▶ **TASK DIRECTIONS**: Leave out all pictures and retype exactly the lines from the one with "Output the underlying" through the last line of the material.

▶ **RECORDS SHOWN**:
>> START

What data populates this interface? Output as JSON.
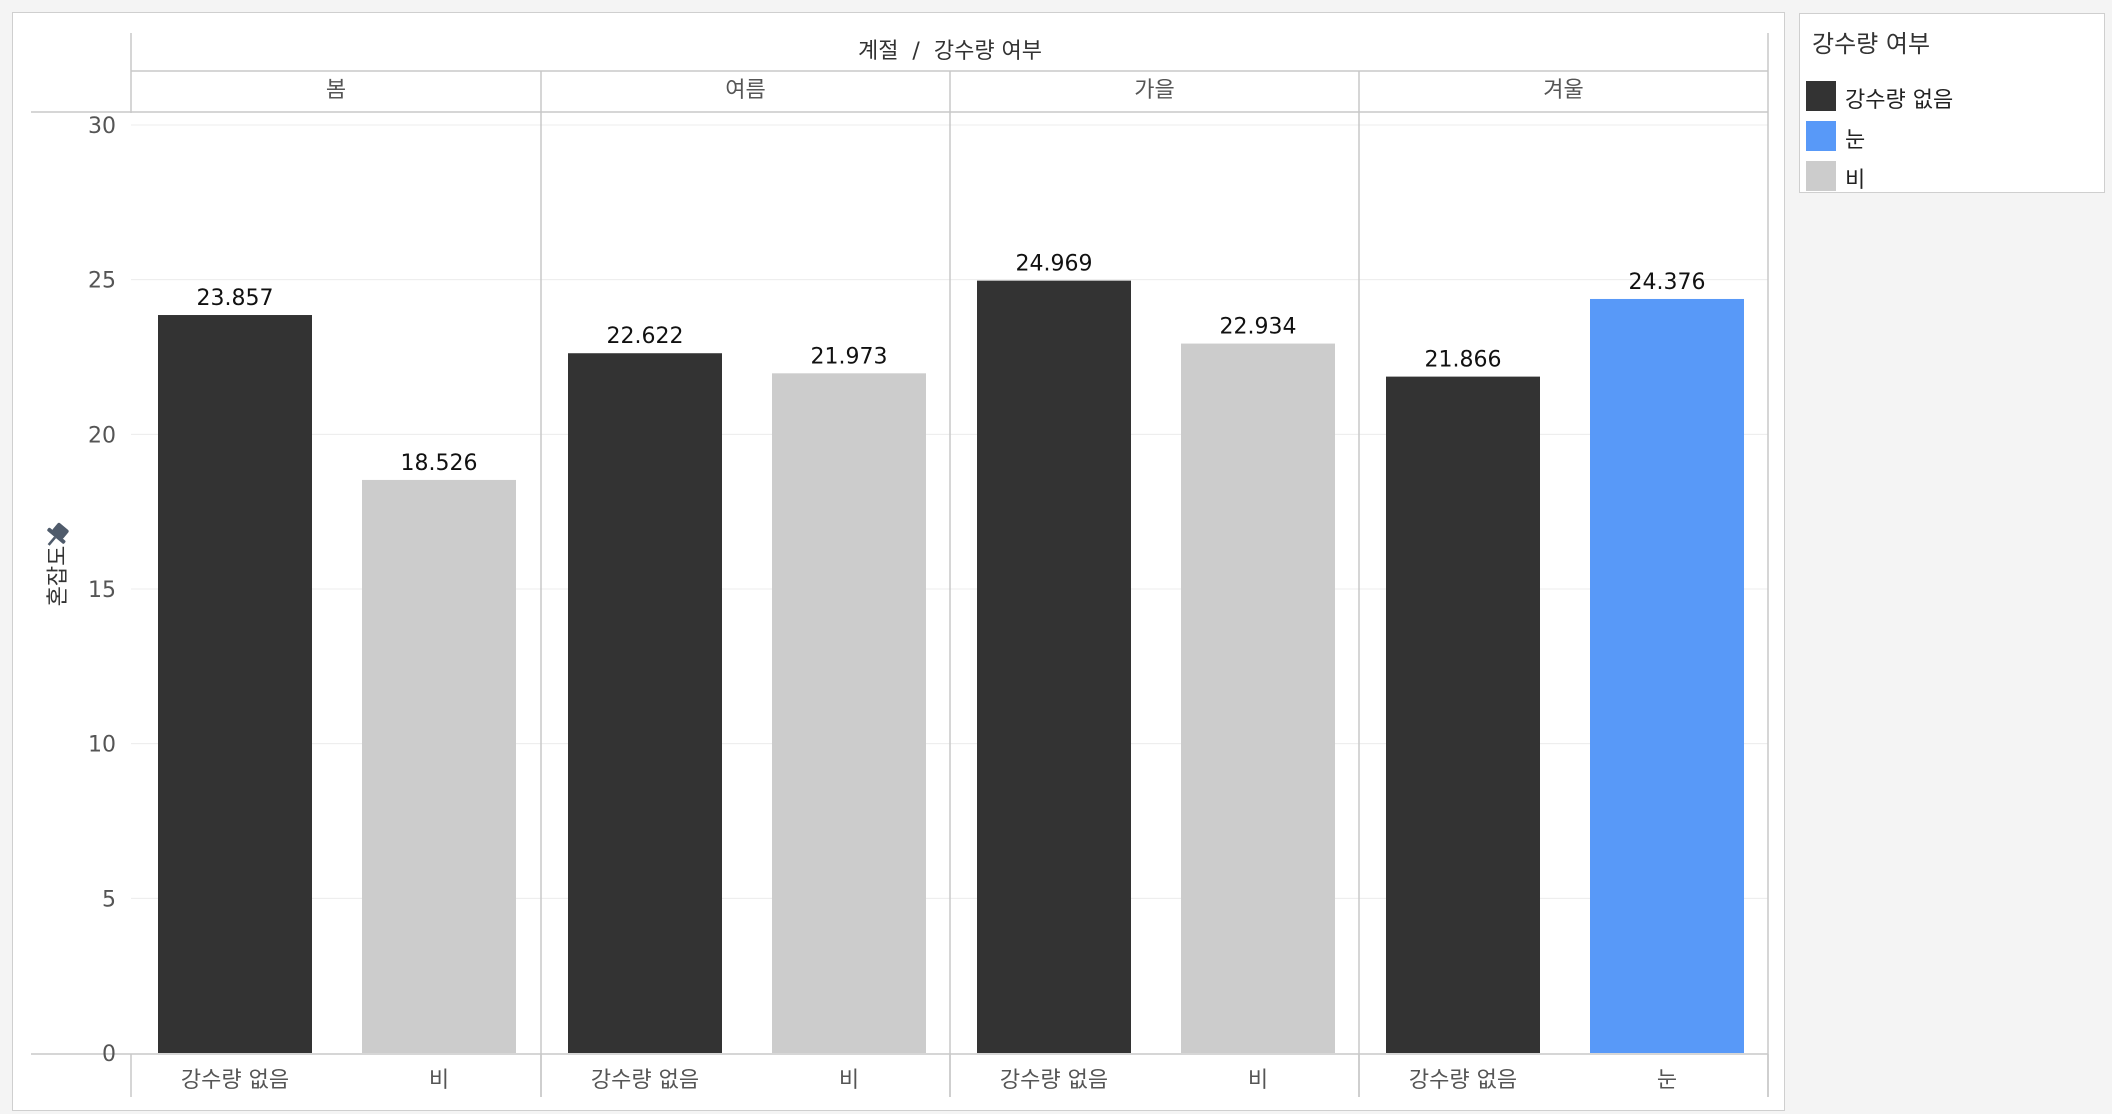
{
  "chart_data": {
    "type": "bar",
    "header_title": "계절  /  강수량 여부",
    "ylabel": "혼잡도",
    "ylim": [
      0,
      30
    ],
    "yticks": [
      0,
      5,
      10,
      15,
      20,
      25,
      30
    ],
    "grid": true,
    "legend_position": "top-right",
    "panels": [
      {
        "name": "봄",
        "bars": [
          {
            "category": "강수량 없음",
            "value": 23.857,
            "label": "23.857"
          },
          {
            "category": "비",
            "value": 18.526,
            "label": "18.526"
          }
        ]
      },
      {
        "name": "여름",
        "bars": [
          {
            "category": "강수량 없음",
            "value": 22.622,
            "label": "22.622"
          },
          {
            "category": "비",
            "value": 21.973,
            "label": "21.973"
          }
        ]
      },
      {
        "name": "가을",
        "bars": [
          {
            "category": "강수량 없음",
            "value": 24.969,
            "label": "24.969"
          },
          {
            "category": "비",
            "value": 22.934,
            "label": "22.934"
          }
        ]
      },
      {
        "name": "겨울",
        "bars": [
          {
            "category": "강수량 없음",
            "value": 21.866,
            "label": "21.866"
          },
          {
            "category": "눈",
            "value": 24.376,
            "label": "24.376"
          }
        ]
      }
    ],
    "legend": {
      "title": "강수량 여부",
      "items": [
        {
          "label": "강수량 없음",
          "color": "#333333"
        },
        {
          "label": "눈",
          "color": "#5899f8"
        },
        {
          "label": "비",
          "color": "#cccccc"
        }
      ]
    },
    "colors": {
      "강수량 없음": "#333333",
      "눈": "#5899f8",
      "비": "#cccccc"
    },
    "pin_icon": "pin-icon"
  }
}
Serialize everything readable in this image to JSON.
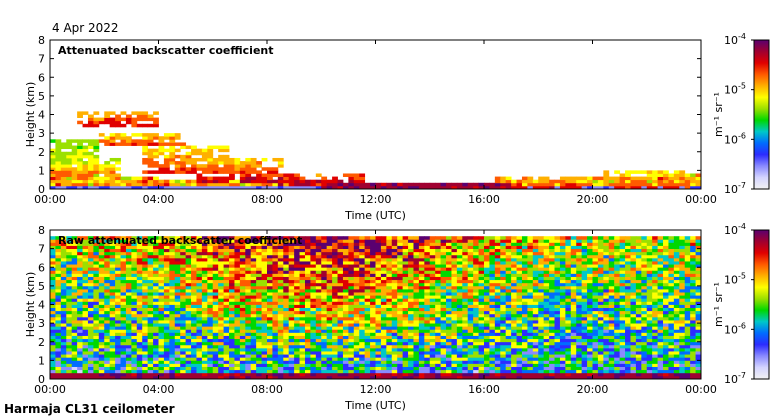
{
  "date_text": "4 Apr 2022",
  "footer_text": "Harmaja CL31 ceilometer",
  "colorbar_unit": "m⁻¹ sr⁻¹",
  "colormap": [
    "#f2f2f2",
    "#d4d4ff",
    "#8a8aff",
    "#2c2cff",
    "#006cff",
    "#00c8c8",
    "#00d800",
    "#9be000",
    "#ffff00",
    "#ffb000",
    "#ff5a00",
    "#e00000",
    "#a00030",
    "#5a0070"
  ],
  "chart_data": [
    {
      "type": "heatmap",
      "title": "Attenuated backscatter coefficient",
      "xlabel": "Time (UTC)",
      "ylabel": "Height (km)",
      "xlim": [
        0,
        24
      ],
      "ylim": [
        0,
        8
      ],
      "xticks": [
        "00:00",
        "04:00",
        "08:00",
        "12:00",
        "16:00",
        "20:00",
        "00:00"
      ],
      "yticks": [
        "0",
        "1",
        "2",
        "3",
        "4",
        "5",
        "6",
        "7",
        "8"
      ],
      "colorbar": {
        "scale": "log",
        "range": [
          1e-07,
          0.0001
        ],
        "ticks": [
          "10",
          "10",
          "10",
          "10"
        ],
        "exponents": [
          "-7",
          "-6",
          "-5",
          "-4"
        ]
      },
      "cloud_layers": [
        {
          "t": 0.25,
          "base_km": 0.8,
          "top_km": 2.6,
          "level": 0.65
        },
        {
          "t": 1.0,
          "base_km": 0.7,
          "top_km": 1.6,
          "level": 0.7
        },
        {
          "t": 2.5,
          "base_km": 3.3,
          "top_km": 4.2,
          "level": 0.8
        },
        {
          "t": 3.5,
          "base_km": 2.3,
          "top_km": 3.0,
          "level": 0.75
        },
        {
          "t": 5.0,
          "base_km": 0.9,
          "top_km": 2.4,
          "level": 0.75
        },
        {
          "t": 7.0,
          "base_km": 0.4,
          "top_km": 1.6,
          "level": 0.8
        },
        {
          "t": 10.0,
          "base_km": 0.2,
          "top_km": 0.9,
          "level": 0.85
        },
        {
          "t": 14.0,
          "base_km": 0.1,
          "top_km": 0.4,
          "level": 0.9
        },
        {
          "t": 18.0,
          "base_km": 0.0,
          "top_km": 0.7,
          "level": 0.8
        },
        {
          "t": 22.0,
          "base_km": 0.0,
          "top_km": 1.0,
          "level": 0.75
        }
      ]
    },
    {
      "type": "heatmap",
      "title": "Raw attenuated backscatter coefficient",
      "xlabel": "Time (UTC)",
      "ylabel": "Height (km)",
      "xlim": [
        0,
        24
      ],
      "ylim": [
        0,
        8
      ],
      "xticks": [
        "00:00",
        "04:00",
        "08:00",
        "12:00",
        "16:00",
        "20:00",
        "00:00"
      ],
      "yticks": [
        "0",
        "1",
        "2",
        "3",
        "4",
        "5",
        "6",
        "7",
        "8"
      ],
      "colorbar": {
        "scale": "log",
        "range": [
          1e-07,
          0.0001
        ],
        "ticks": [
          "10",
          "10",
          "10",
          "10"
        ],
        "exponents": [
          "-7",
          "-6",
          "-5",
          "-4"
        ]
      }
    }
  ]
}
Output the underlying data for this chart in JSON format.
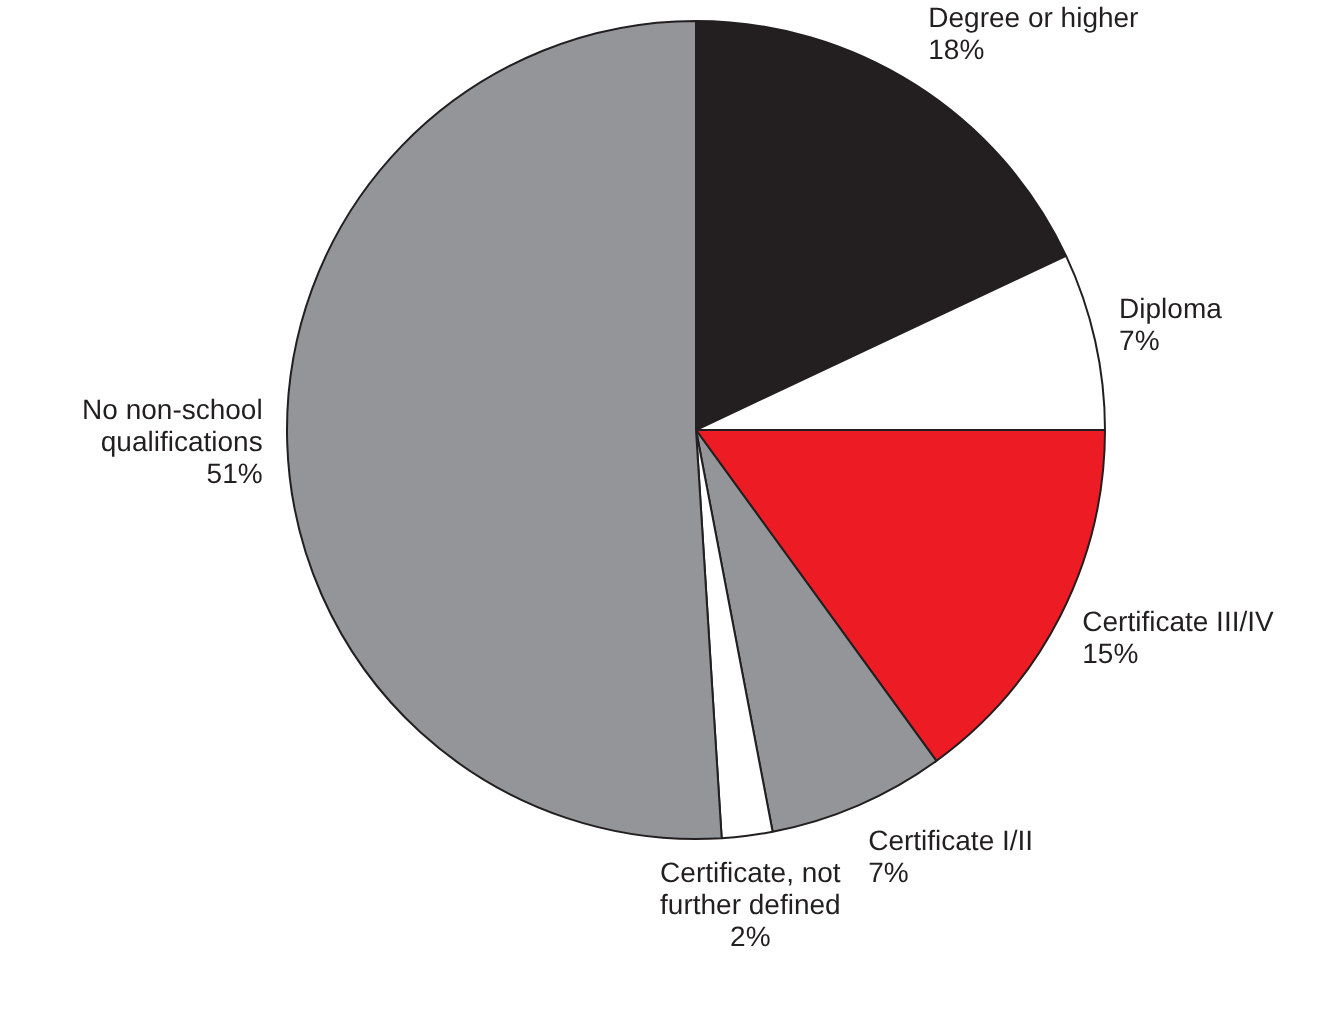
{
  "chart_data": {
    "type": "pie",
    "categories": [
      "Degree or higher",
      "Diploma",
      "Certificate III/IV",
      "Certificate I/II",
      "Certificate, not further defined",
      "No non-school qualifications"
    ],
    "values": [
      18,
      7,
      15,
      7,
      2,
      51
    ],
    "colors": [
      "#231f20",
      "#ffffff",
      "#ed1c24",
      "#939598",
      "#ffffff",
      "#939598"
    ],
    "value_labels": [
      "18%",
      "7%",
      "15%",
      "7%",
      "2%",
      "51%"
    ],
    "legend": false
  }
}
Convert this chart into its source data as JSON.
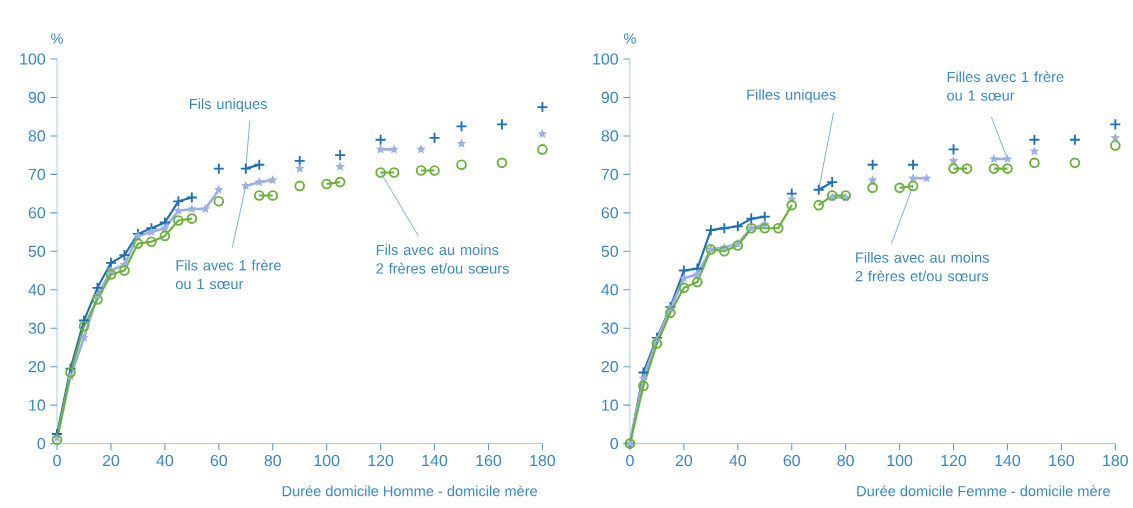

>> END

▶ **RESPONSE TO THIS TASK**:
Output the underlying data for this chart in JSON format.
{
  "chart_data": {
    "type": "pie",
    "categories": [
      "Degree or higher",
      "Diploma",
      "Certificate III/IV",
      "Certificate I/II",
      "Certificate, not further defined",
      "No non-school qualifications"
    ],
    "values": [
      18,
      7,
      15,
      7,
      2,
      51
    ],
    "colors": [
      "#231f20",
      "#ffffff",
      "#ed1c24",
      "#939598",
      "#ffffff",
      "#939598"
    ],
    "value_labels": [
      "18%",
      "7%",
      "15%",
      "7%",
      "2%",
      "51%"
    ],
    "legend": false
  }
}
Convert this chart into its source data as JSON.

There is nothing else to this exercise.